_WHAT THE TASK ASKS_:
Look for the word "Eppure" in the entries below, then copy every line that has it.

_RECORD EXCERPTS_:

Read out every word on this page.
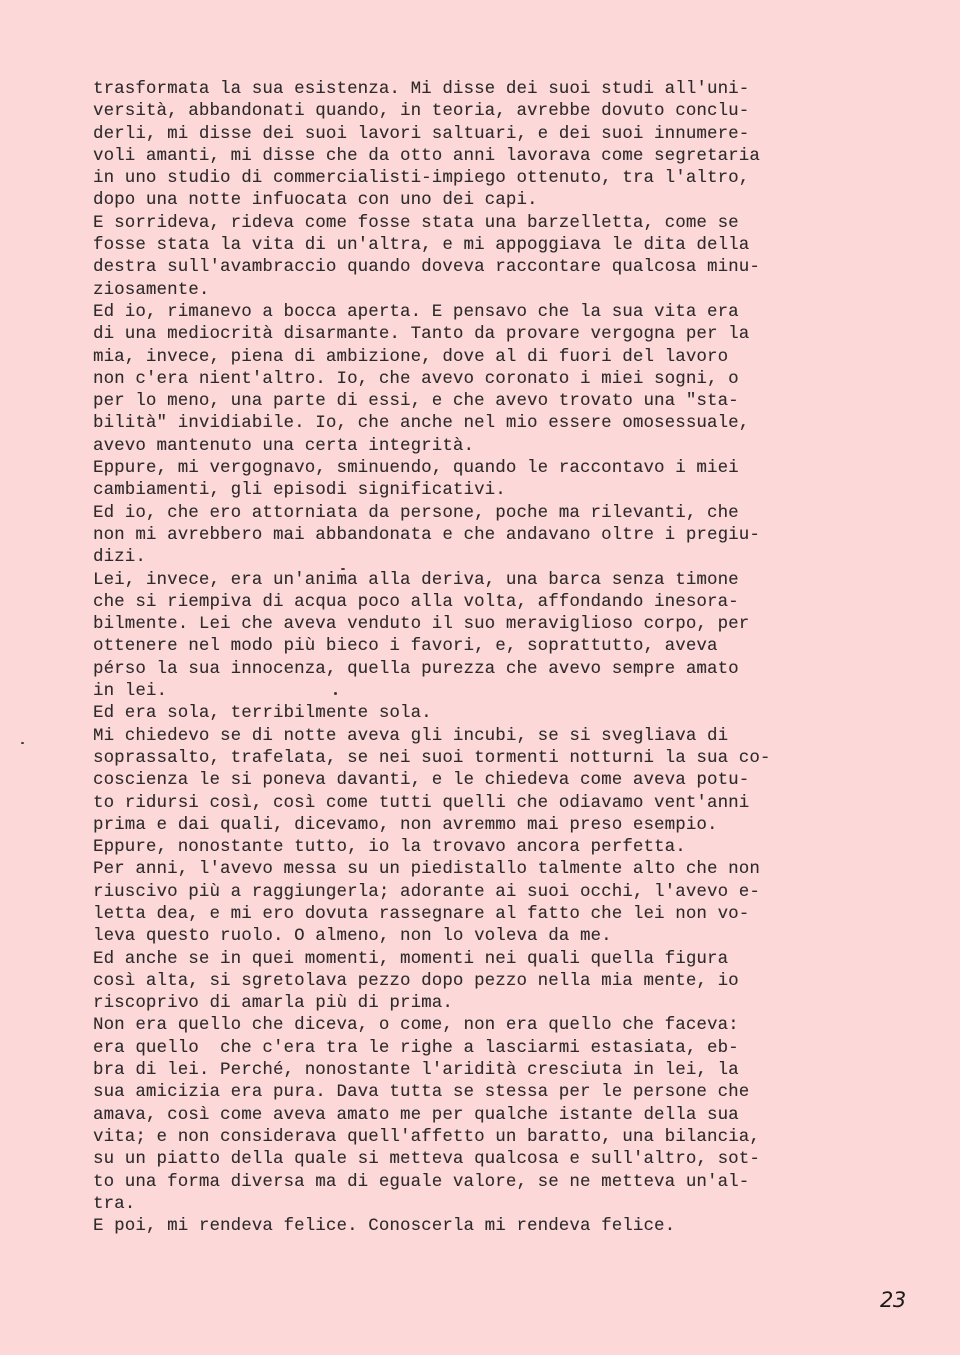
trasformata la sua esistenza. Mi disse dei suoi studi all'uni-
versità, abbandonati quando, in teoria, avrebbe dovuto conclu-
derli, mi disse dei suoi lavori saltuari, e dei suoi innumere-
voli amanti, mi disse che da otto anni lavorava come segretaria
in uno studio di commercialisti-impiego ottenuto, tra l'altro,
dopo una notte infuocata con uno dei capi.
E sorrideva, rideva come fosse stata una barzelletta, come se
fosse stata la vita di un'altra, e mi appoggiava le dita della
destra sull'avambraccio quando doveva raccontare qualcosa minu-
ziosamente.
Ed io, rimanevo a bocca aperta. E pensavo che la sua vita era
di una mediocrità disarmante. Tanto da provare vergogna per la
mia, invece, piena di ambizione, dove al di fuori del lavoro
non c'era nient'altro. Io, che avevo coronato i miei sogni, o
per lo meno, una parte di essi, e che avevo trovato una "sta-
bilità" invidiabile. Io, che anche nel mio essere omosessuale,
avevo mantenuto una certa integrità.
Eppure, mi vergognavo, sminuendo, quando le raccontavo i miei
cambiamenti, gli episodi significativi.
Ed io, che ero attorniata da persone, poche ma rilevanti, che
non mi avrebbero mai abbandonata e che andavano oltre i pregiu-
dizi.
Lei, invece, era un'anima alla deriva, una barca senza timone
che si riempiva di acqua poco alla volta, affondando inesora-
bilmente. Lei che aveva venduto il suo meraviglioso corpo, per
ottenere nel modo più bieco i favori, e, soprattutto, aveva
pérso la sua innocenza, quella purezza che avevo sempre amato
in lei.
Ed era sola, terribilmente sola.
Mi chiedevo se di notte aveva gli incubi, se si svegliava di
soprassalto, trafelata, se nei suoi tormenti notturni la sua co-
coscienza le si poneva davanti, e le chiedeva come aveva potu-
to ridursi così, così come tutti quelli che odiavamo vent'anni
prima e dai quali, dicevamo, non avremmo mai preso esempio.
Eppure, nonostante tutto, io la trovavo ancora perfetta.
Per anni, l'avevo messa su un piedistallo talmente alto che non
riuscivo più a raggiungerla; adorante ai suoi occhi, l'avevo e-
letta dea, e mi ero dovuta rassegnare al fatto che lei non vo-
leva questo ruolo. O almeno, non lo voleva da me.
Ed anche se in quei momenti, momenti nei quali quella figura
così alta, si sgretolava pezzo dopo pezzo nella mia mente, io
riscoprivo di amarla più di prima.
Non era quello che diceva, o come, non era quello che faceva:
era quello  che c'era tra le righe a lasciarmi estasiata, eb-
bra di lei. Perché, nonostante l'aridità cresciuta in lei, la
sua amicizia era pura. Dava tutta se stessa per le persone che
amava, così come aveva amato me per qualche istante della sua
vita; e non considerava quell'affetto un baratto, una bilancia,
su un piatto della quale si metteva qualcosa e sull'altro, sot-
to una forma diversa ma di eguale valore, se ne metteva un'al-
tra.
E poi, mi rendeva felice. Conoscerla mi rendeva felice.
23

_RESPONSE FOR THIS EXERCISE_:
Eppure, mi vergognavo, sminuendo, quando le raccontavo i miei
Eppure, nonostante tutto, io la trovavo ancora perfetta.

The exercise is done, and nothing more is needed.